[Excerpts from a figure dataset]
□ □ □ □ □

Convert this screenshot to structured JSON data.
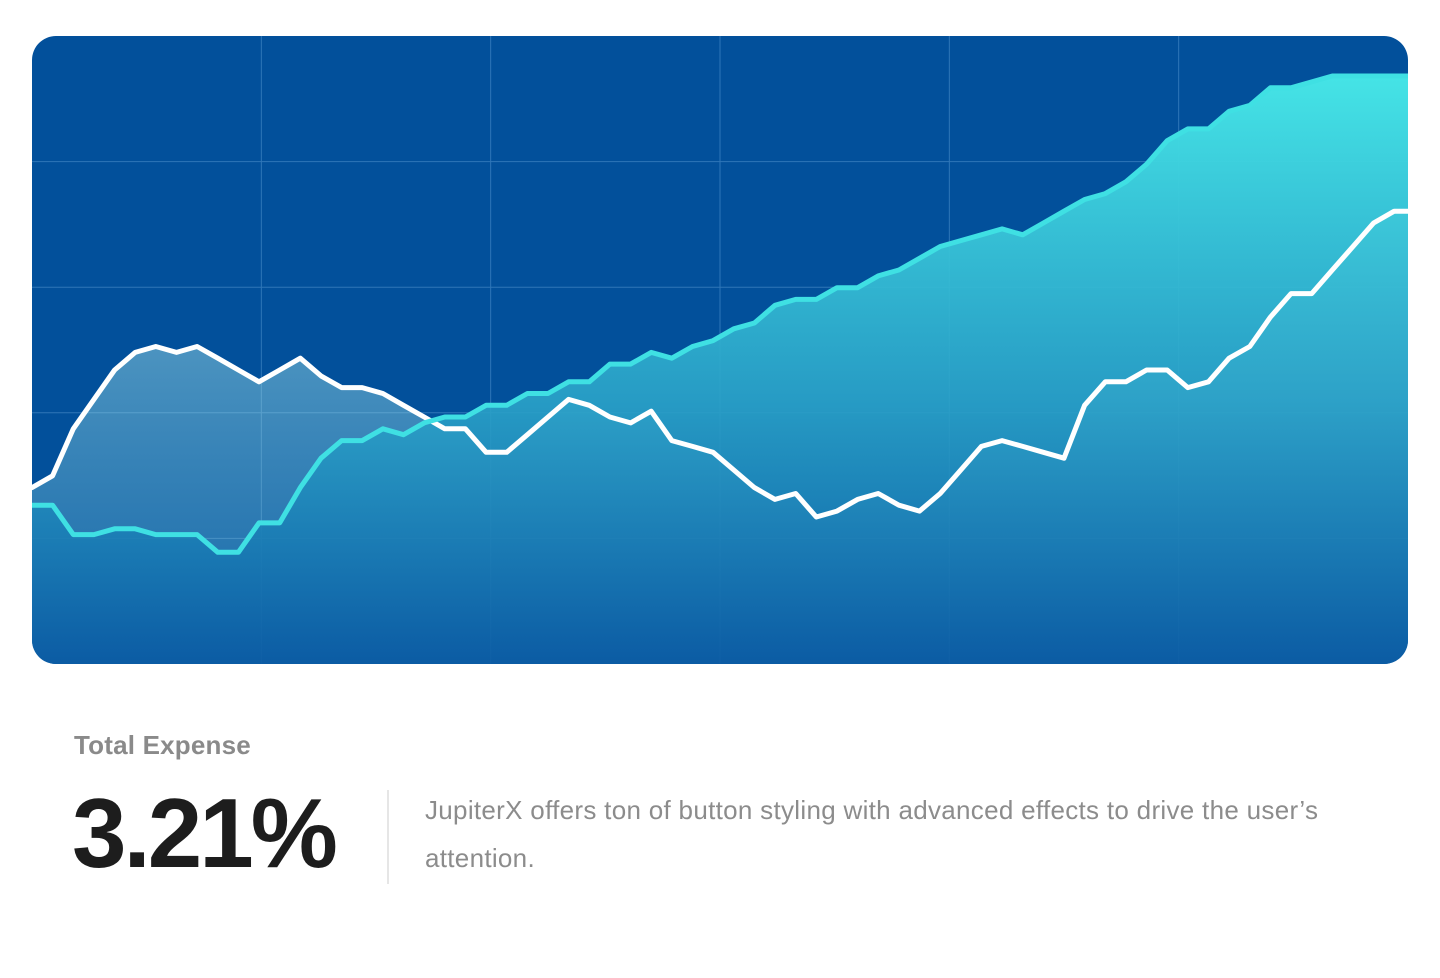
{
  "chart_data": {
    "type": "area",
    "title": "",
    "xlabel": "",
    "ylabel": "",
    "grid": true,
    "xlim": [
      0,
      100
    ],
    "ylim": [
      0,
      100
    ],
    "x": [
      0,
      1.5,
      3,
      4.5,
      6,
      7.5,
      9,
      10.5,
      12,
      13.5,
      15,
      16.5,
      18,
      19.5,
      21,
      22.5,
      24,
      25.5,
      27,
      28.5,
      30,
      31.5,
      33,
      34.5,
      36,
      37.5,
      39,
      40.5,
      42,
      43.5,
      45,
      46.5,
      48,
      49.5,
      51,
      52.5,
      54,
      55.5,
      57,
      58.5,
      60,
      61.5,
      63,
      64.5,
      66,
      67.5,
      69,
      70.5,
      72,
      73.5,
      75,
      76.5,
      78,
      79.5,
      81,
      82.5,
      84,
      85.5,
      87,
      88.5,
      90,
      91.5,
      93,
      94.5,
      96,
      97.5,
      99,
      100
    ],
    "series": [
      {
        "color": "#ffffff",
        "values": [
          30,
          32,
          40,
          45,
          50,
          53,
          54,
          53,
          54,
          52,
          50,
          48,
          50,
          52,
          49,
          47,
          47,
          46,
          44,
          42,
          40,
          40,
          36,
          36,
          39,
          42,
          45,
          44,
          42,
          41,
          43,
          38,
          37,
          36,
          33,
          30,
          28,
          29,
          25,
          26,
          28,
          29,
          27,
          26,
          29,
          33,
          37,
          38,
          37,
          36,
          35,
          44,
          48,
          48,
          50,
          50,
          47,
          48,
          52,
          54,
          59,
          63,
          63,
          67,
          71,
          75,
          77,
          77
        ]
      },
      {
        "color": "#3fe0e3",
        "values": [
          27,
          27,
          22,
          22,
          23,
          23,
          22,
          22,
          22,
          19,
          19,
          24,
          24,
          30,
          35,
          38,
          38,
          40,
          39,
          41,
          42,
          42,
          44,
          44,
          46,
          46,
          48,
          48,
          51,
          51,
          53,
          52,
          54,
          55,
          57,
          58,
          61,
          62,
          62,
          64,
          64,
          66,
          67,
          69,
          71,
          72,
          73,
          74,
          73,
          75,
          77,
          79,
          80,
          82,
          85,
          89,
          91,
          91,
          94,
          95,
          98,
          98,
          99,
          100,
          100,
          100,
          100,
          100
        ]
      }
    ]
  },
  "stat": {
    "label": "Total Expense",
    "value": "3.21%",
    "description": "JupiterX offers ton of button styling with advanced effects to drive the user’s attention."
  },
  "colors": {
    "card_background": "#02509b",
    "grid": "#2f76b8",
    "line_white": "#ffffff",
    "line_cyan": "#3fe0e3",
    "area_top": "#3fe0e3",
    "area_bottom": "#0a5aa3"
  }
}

□ □ □ □ □

*What you are asked to do*.
Leave the pictures out, and transcribe each of the records exactly.

*Solution to the exercise*.
Convert this screenshot to structured JSON data.
{
  "chart_data": {
    "type": "area",
    "title": "",
    "xlabel": "",
    "ylabel": "",
    "grid": true,
    "xlim": [
      0,
      100
    ],
    "ylim": [
      0,
      100
    ],
    "x": [
      0,
      1.5,
      3,
      4.5,
      6,
      7.5,
      9,
      10.5,
      12,
      13.5,
      15,
      16.5,
      18,
      19.5,
      21,
      22.5,
      24,
      25.5,
      27,
      28.5,
      30,
      31.5,
      33,
      34.5,
      36,
      37.5,
      39,
      40.5,
      42,
      43.5,
      45,
      46.5,
      48,
      49.5,
      51,
      52.5,
      54,
      55.5,
      57,
      58.5,
      60,
      61.5,
      63,
      64.5,
      66,
      67.5,
      69,
      70.5,
      72,
      73.5,
      75,
      76.5,
      78,
      79.5,
      81,
      82.5,
      84,
      85.5,
      87,
      88.5,
      90,
      91.5,
      93,
      94.5,
      96,
      97.5,
      99,
      100
    ],
    "series": [
      {
        "color": "#ffffff",
        "values": [
          30,
          32,
          40,
          45,
          50,
          53,
          54,
          53,
          54,
          52,
          50,
          48,
          50,
          52,
          49,
          47,
          47,
          46,
          44,
          42,
          40,
          40,
          36,
          36,
          39,
          42,
          45,
          44,
          42,
          41,
          43,
          38,
          37,
          36,
          33,
          30,
          28,
          29,
          25,
          26,
          28,
          29,
          27,
          26,
          29,
          33,
          37,
          38,
          37,
          36,
          35,
          44,
          48,
          48,
          50,
          50,
          47,
          48,
          52,
          54,
          59,
          63,
          63,
          67,
          71,
          75,
          77,
          77
        ]
      },
      {
        "color": "#3fe0e3",
        "values": [
          27,
          27,
          22,
          22,
          23,
          23,
          22,
          22,
          22,
          19,
          19,
          24,
          24,
          30,
          35,
          38,
          38,
          40,
          39,
          41,
          42,
          42,
          44,
          44,
          46,
          46,
          48,
          48,
          51,
          51,
          53,
          52,
          54,
          55,
          57,
          58,
          61,
          62,
          62,
          64,
          64,
          66,
          67,
          69,
          71,
          72,
          73,
          74,
          73,
          75,
          77,
          79,
          80,
          82,
          85,
          89,
          91,
          91,
          94,
          95,
          98,
          98,
          99,
          100,
          100,
          100,
          100,
          100
        ]
      }
    ]
  },
  "stat": {
    "label": "Total Expense",
    "value": "3.21%",
    "description": "JupiterX offers ton of button styling with advanced effects to drive the user’s attention."
  },
  "colors": {
    "card_background": "#02509b",
    "grid": "#2f76b8",
    "line_white": "#ffffff",
    "line_cyan": "#3fe0e3",
    "area_top": "#3fe0e3",
    "area_bottom": "#0a5aa3"
  }
}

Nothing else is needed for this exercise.